▸ RAW RECORDS:
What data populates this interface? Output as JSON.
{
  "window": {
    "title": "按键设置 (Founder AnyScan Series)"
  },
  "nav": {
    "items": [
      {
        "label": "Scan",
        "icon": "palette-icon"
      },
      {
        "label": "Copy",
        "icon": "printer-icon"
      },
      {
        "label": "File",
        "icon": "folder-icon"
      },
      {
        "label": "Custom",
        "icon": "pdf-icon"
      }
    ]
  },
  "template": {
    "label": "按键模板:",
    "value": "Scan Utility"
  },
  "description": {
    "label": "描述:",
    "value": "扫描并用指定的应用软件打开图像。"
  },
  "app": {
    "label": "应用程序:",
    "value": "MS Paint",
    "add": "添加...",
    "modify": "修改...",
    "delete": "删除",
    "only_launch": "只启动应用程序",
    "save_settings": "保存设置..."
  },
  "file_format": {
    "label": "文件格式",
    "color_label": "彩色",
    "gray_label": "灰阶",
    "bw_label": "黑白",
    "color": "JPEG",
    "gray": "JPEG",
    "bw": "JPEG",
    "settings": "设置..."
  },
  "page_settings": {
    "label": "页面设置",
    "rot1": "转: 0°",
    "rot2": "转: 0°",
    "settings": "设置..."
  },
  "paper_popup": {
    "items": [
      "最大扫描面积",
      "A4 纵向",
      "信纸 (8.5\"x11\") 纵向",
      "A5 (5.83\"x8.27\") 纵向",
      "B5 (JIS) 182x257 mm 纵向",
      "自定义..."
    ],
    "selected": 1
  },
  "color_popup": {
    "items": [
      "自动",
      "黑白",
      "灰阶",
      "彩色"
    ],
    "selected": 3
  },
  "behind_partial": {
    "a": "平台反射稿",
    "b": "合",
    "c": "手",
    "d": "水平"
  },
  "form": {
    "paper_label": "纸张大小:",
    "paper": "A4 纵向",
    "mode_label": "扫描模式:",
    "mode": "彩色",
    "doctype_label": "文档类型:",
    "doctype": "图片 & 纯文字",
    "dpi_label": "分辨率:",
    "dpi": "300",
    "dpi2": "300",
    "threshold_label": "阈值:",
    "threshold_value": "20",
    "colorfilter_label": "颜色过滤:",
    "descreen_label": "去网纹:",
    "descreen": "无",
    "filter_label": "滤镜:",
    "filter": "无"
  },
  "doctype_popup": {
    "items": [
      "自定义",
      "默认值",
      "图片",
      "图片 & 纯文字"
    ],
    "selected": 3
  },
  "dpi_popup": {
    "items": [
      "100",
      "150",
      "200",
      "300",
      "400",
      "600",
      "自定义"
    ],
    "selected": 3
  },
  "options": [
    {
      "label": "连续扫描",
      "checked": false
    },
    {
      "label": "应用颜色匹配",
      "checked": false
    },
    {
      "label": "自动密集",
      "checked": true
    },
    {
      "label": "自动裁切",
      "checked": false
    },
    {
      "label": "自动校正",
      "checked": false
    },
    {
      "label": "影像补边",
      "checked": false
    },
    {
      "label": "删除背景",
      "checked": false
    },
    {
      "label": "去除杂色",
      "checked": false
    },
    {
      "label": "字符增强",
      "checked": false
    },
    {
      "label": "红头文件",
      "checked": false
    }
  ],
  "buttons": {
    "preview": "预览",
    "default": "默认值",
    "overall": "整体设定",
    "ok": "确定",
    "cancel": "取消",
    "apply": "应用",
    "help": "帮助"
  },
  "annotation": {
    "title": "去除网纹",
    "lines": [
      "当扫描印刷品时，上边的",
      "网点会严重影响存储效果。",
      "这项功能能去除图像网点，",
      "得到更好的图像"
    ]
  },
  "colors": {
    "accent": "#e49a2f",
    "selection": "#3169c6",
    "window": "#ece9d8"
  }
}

▸ GIVEN INSTRUCTION: Output all preceding records character for character.

▸ EXERCISE SOLUTION:
What data populates this interface? Output as JSON.
{
  "window": {
    "title": "按键设置 (Founder AnyScan Series)"
  },
  "nav": {
    "items": [
      {
        "label": "Scan",
        "icon": "palette-icon"
      },
      {
        "label": "Copy",
        "icon": "printer-icon"
      },
      {
        "label": "File",
        "icon": "folder-icon"
      },
      {
        "label": "Custom",
        "icon": "pdf-icon"
      }
    ]
  },
  "template": {
    "label": "按键模板:",
    "value": "Scan Utility"
  },
  "description": {
    "label": "描述:",
    "value": "扫描并用指定的应用软件打开图像。"
  },
  "app": {
    "label": "应用程序:",
    "value": "MS Paint",
    "add": "添加...",
    "modify": "修改...",
    "delete": "删除",
    "only_launch": "只启动应用程序",
    "save_settings": "保存设置..."
  },
  "file_format": {
    "label": "文件格式",
    "color_label": "彩色",
    "gray_label": "灰阶",
    "bw_label": "黑白",
    "color": "JPEG",
    "gray": "JPEG",
    "bw": "JPEG",
    "settings": "设置..."
  },
  "page_settings": {
    "label": "页面设置",
    "rot1": "转: 0°",
    "rot2": "转: 0°",
    "settings": "设置..."
  },
  "paper_popup": {
    "items": [
      "最大扫描面积",
      "A4 纵向",
      "信纸 (8.5\"x11\") 纵向",
      "A5 (5.83\"x8.27\") 纵向",
      "B5 (JIS) 182x257 mm 纵向",
      "自定义..."
    ],
    "selected": 1
  },
  "color_popup": {
    "items": [
      "自动",
      "黑白",
      "灰阶",
      "彩色"
    ],
    "selected": 3
  },
  "behind_partial": {
    "a": "平台反射稿",
    "b": "合",
    "c": "手",
    "d": "水平"
  },
  "form": {
    "paper_label": "纸张大小:",
    "paper": "A4 纵向",
    "mode_label": "扫描模式:",
    "mode": "彩色",
    "doctype_label": "文档类型:",
    "doctype": "图片 & 纯文字",
    "dpi_label": "分辨率:",
    "dpi": "300",
    "dpi2": "300",
    "threshold_label": "阈值:",
    "threshold_value": "20",
    "colorfilter_label": "颜色过滤:",
    "descreen_label": "去网纹:",
    "descreen": "无",
    "filter_label": "滤镜:",
    "filter": "无"
  },
  "doctype_popup": {
    "items": [
      "自定义",
      "默认值",
      "图片",
      "图片 & 纯文字"
    ],
    "selected": 3
  },
  "dpi_popup": {
    "items": [
      "100",
      "150",
      "200",
      "300",
      "400",
      "600",
      "自定义"
    ],
    "selected": 3
  },
  "options": [
    {
      "label": "连续扫描",
      "checked": false
    },
    {
      "label": "应用颜色匹配",
      "checked": false
    },
    {
      "label": "自动密集",
      "checked": true
    },
    {
      "label": "自动裁切",
      "checked": false
    },
    {
      "label": "自动校正",
      "checked": false
    },
    {
      "label": "影像补边",
      "checked": false
    },
    {
      "label": "删除背景",
      "checked": false
    },
    {
      "label": "去除杂色",
      "checked": false
    },
    {
      "label": "字符增强",
      "checked": false
    },
    {
      "label": "红头文件",
      "checked": false
    }
  ],
  "buttons": {
    "preview": "预览",
    "default": "默认值",
    "overall": "整体设定",
    "ok": "确定",
    "cancel": "取消",
    "apply": "应用",
    "help": "帮助"
  },
  "annotation": {
    "title": "去除网纹",
    "lines": [
      "当扫描印刷品时，上边的",
      "网点会严重影响存储效果。",
      "这项功能能去除图像网点，",
      "得到更好的图像"
    ]
  },
  "colors": {
    "accent": "#e49a2f",
    "selection": "#3169c6",
    "window": "#ece9d8"
  }
}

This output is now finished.